• _WHAT IS NEEDED_: What follows is a listing to be transcribed exactly.
** BEGIN PROVIDED MATERIAL **
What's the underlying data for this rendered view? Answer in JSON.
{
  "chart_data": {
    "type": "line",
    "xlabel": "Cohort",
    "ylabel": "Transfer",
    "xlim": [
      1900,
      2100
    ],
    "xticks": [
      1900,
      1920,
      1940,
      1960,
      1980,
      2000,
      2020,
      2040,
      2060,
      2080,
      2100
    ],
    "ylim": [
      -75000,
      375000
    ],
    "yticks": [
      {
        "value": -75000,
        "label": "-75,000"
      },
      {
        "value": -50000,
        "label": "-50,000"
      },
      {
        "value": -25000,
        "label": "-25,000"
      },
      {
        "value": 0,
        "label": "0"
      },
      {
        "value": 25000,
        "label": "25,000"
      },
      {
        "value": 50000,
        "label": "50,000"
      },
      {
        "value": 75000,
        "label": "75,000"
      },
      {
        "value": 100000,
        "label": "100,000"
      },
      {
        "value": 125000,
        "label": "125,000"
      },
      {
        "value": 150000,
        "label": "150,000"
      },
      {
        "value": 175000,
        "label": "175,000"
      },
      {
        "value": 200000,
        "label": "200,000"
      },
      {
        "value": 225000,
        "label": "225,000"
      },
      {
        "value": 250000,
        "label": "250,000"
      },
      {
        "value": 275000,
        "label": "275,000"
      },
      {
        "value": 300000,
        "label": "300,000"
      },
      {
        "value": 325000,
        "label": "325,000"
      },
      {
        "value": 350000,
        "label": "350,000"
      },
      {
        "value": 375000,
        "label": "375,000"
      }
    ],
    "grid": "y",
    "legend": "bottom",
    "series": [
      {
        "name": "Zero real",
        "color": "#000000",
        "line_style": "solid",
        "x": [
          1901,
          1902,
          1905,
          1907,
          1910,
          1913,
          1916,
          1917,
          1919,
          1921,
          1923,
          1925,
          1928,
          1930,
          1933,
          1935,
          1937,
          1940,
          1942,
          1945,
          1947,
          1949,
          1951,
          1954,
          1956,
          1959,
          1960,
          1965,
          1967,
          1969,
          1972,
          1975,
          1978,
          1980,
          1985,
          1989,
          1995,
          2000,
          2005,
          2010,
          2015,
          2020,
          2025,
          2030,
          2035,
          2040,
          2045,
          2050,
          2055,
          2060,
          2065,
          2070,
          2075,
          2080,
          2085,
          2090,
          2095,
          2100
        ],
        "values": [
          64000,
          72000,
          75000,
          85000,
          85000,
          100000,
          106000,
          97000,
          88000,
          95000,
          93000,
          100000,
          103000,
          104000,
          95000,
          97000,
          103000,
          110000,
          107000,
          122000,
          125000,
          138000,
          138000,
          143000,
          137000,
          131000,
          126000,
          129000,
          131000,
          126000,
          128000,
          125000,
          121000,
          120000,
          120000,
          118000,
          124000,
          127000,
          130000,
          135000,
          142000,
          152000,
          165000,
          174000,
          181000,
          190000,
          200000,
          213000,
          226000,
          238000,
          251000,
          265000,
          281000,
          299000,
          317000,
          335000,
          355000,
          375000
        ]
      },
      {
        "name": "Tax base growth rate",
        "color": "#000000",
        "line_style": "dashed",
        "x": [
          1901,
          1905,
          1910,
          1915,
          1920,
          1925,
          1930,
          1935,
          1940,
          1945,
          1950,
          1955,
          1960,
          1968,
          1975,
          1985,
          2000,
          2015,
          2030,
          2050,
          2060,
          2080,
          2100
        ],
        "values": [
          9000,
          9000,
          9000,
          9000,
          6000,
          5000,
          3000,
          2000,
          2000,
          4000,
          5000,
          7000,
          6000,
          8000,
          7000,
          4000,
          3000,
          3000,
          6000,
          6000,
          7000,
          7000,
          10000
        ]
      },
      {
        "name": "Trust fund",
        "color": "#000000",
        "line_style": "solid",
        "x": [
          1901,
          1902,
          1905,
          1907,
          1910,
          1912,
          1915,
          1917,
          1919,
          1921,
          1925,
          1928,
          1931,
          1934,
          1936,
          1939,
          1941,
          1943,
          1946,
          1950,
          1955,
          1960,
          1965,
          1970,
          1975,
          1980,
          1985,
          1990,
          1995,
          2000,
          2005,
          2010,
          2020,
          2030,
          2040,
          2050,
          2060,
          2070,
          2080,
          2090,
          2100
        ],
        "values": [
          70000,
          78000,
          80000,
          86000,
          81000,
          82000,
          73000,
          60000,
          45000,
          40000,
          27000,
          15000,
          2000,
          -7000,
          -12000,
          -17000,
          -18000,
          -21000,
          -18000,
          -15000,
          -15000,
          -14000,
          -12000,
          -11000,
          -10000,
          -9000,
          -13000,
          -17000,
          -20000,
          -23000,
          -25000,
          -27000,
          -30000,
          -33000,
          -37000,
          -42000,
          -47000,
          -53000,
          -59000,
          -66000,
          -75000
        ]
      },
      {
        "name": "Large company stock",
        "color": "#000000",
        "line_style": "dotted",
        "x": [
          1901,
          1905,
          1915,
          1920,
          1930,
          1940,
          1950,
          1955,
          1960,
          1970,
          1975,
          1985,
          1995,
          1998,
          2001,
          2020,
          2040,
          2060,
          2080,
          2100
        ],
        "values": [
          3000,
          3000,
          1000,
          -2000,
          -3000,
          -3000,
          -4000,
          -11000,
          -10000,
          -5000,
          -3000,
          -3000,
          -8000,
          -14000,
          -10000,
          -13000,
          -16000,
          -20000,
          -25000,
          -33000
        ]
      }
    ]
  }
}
** END PROVIDED MATERIAL **
• _TASK SOLUTION_:
What's the underlying data for this rendered view? Answer in JSON.
{
  "chart_data": {
    "type": "line",
    "xlabel": "Cohort",
    "ylabel": "Transfer",
    "xlim": [
      1900,
      2100
    ],
    "xticks": [
      1900,
      1920,
      1940,
      1960,
      1980,
      2000,
      2020,
      2040,
      2060,
      2080,
      2100
    ],
    "ylim": [
      -75000,
      375000
    ],
    "yticks": [
      {
        "value": -75000,
        "label": "-75,000"
      },
      {
        "value": -50000,
        "label": "-50,000"
      },
      {
        "value": -25000,
        "label": "-25,000"
      },
      {
        "value": 0,
        "label": "0"
      },
      {
        "value": 25000,
        "label": "25,000"
      },
      {
        "value": 50000,
        "label": "50,000"
      },
      {
        "value": 75000,
        "label": "75,000"
      },
      {
        "value": 100000,
        "label": "100,000"
      },
      {
        "value": 125000,
        "label": "125,000"
      },
      {
        "value": 150000,
        "label": "150,000"
      },
      {
        "value": 175000,
        "label": "175,000"
      },
      {
        "value": 200000,
        "label": "200,000"
      },
      {
        "value": 225000,
        "label": "225,000"
      },
      {
        "value": 250000,
        "label": "250,000"
      },
      {
        "value": 275000,
        "label": "275,000"
      },
      {
        "value": 300000,
        "label": "300,000"
      },
      {
        "value": 325000,
        "label": "325,000"
      },
      {
        "value": 350000,
        "label": "350,000"
      },
      {
        "value": 375000,
        "label": "375,000"
      }
    ],
    "grid": "y",
    "legend": "bottom",
    "series": [
      {
        "name": "Zero real",
        "color": "#000000",
        "line_style": "solid",
        "x": [
          1901,
          1902,
          1905,
          1907,
          1910,
          1913,
          1916,
          1917,
          1919,
          1921,
          1923,
          1925,
          1928,
          1930,
          1933,
          1935,
          1937,
          1940,
          1942,
          1945,
          1947,
          1949,
          1951,
          1954,
          1956,
          1959,
          1960,
          1965,
          1967,
          1969,
          1972,
          1975,
          1978,
          1980,
          1985,
          1989,
          1995,
          2000,
          2005,
          2010,
          2015,
          2020,
          2025,
          2030,
          2035,
          2040,
          2045,
          2050,
          2055,
          2060,
          2065,
          2070,
          2075,
          2080,
          2085,
          2090,
          2095,
          2100
        ],
        "values": [
          64000,
          72000,
          75000,
          85000,
          85000,
          100000,
          106000,
          97000,
          88000,
          95000,
          93000,
          100000,
          103000,
          104000,
          95000,
          97000,
          103000,
          110000,
          107000,
          122000,
          125000,
          138000,
          138000,
          143000,
          137000,
          131000,
          126000,
          129000,
          131000,
          126000,
          128000,
          125000,
          121000,
          120000,
          120000,
          118000,
          124000,
          127000,
          130000,
          135000,
          142000,
          152000,
          165000,
          174000,
          181000,
          190000,
          200000,
          213000,
          226000,
          238000,
          251000,
          265000,
          281000,
          299000,
          317000,
          335000,
          355000,
          375000
        ]
      },
      {
        "name": "Tax base growth rate",
        "color": "#000000",
        "line_style": "dashed",
        "x": [
          1901,
          1905,
          1910,
          1915,
          1920,
          1925,
          1930,
          1935,
          1940,
          1945,
          1950,
          1955,
          1960,
          1968,
          1975,
          1985,
          2000,
          2015,
          2030,
          2050,
          2060,
          2080,
          2100
        ],
        "values": [
          9000,
          9000,
          9000,
          9000,
          6000,
          5000,
          3000,
          2000,
          2000,
          4000,
          5000,
          7000,
          6000,
          8000,
          7000,
          4000,
          3000,
          3000,
          6000,
          6000,
          7000,
          7000,
          10000
        ]
      },
      {
        "name": "Trust fund",
        "color": "#000000",
        "line_style": "solid",
        "x": [
          1901,
          1902,
          1905,
          1907,
          1910,
          1912,
          1915,
          1917,
          1919,
          1921,
          1925,
          1928,
          1931,
          1934,
          1936,
          1939,
          1941,
          1943,
          1946,
          1950,
          1955,
          1960,
          1965,
          1970,
          1975,
          1980,
          1985,
          1990,
          1995,
          2000,
          2005,
          2010,
          2020,
          2030,
          2040,
          2050,
          2060,
          2070,
          2080,
          2090,
          2100
        ],
        "values": [
          70000,
          78000,
          80000,
          86000,
          81000,
          82000,
          73000,
          60000,
          45000,
          40000,
          27000,
          15000,
          2000,
          -7000,
          -12000,
          -17000,
          -18000,
          -21000,
          -18000,
          -15000,
          -15000,
          -14000,
          -12000,
          -11000,
          -10000,
          -9000,
          -13000,
          -17000,
          -20000,
          -23000,
          -25000,
          -27000,
          -30000,
          -33000,
          -37000,
          -42000,
          -47000,
          -53000,
          -59000,
          -66000,
          -75000
        ]
      },
      {
        "name": "Large company stock",
        "color": "#000000",
        "line_style": "dotted",
        "x": [
          1901,
          1905,
          1915,
          1920,
          1930,
          1940,
          1950,
          1955,
          1960,
          1970,
          1975,
          1985,
          1995,
          1998,
          2001,
          2020,
          2040,
          2060,
          2080,
          2100
        ],
        "values": [
          3000,
          3000,
          1000,
          -2000,
          -3000,
          -3000,
          -4000,
          -11000,
          -10000,
          -5000,
          -3000,
          -3000,
          -8000,
          -14000,
          -10000,
          -13000,
          -16000,
          -20000,
          -25000,
          -33000
        ]
      }
    ]
  }
}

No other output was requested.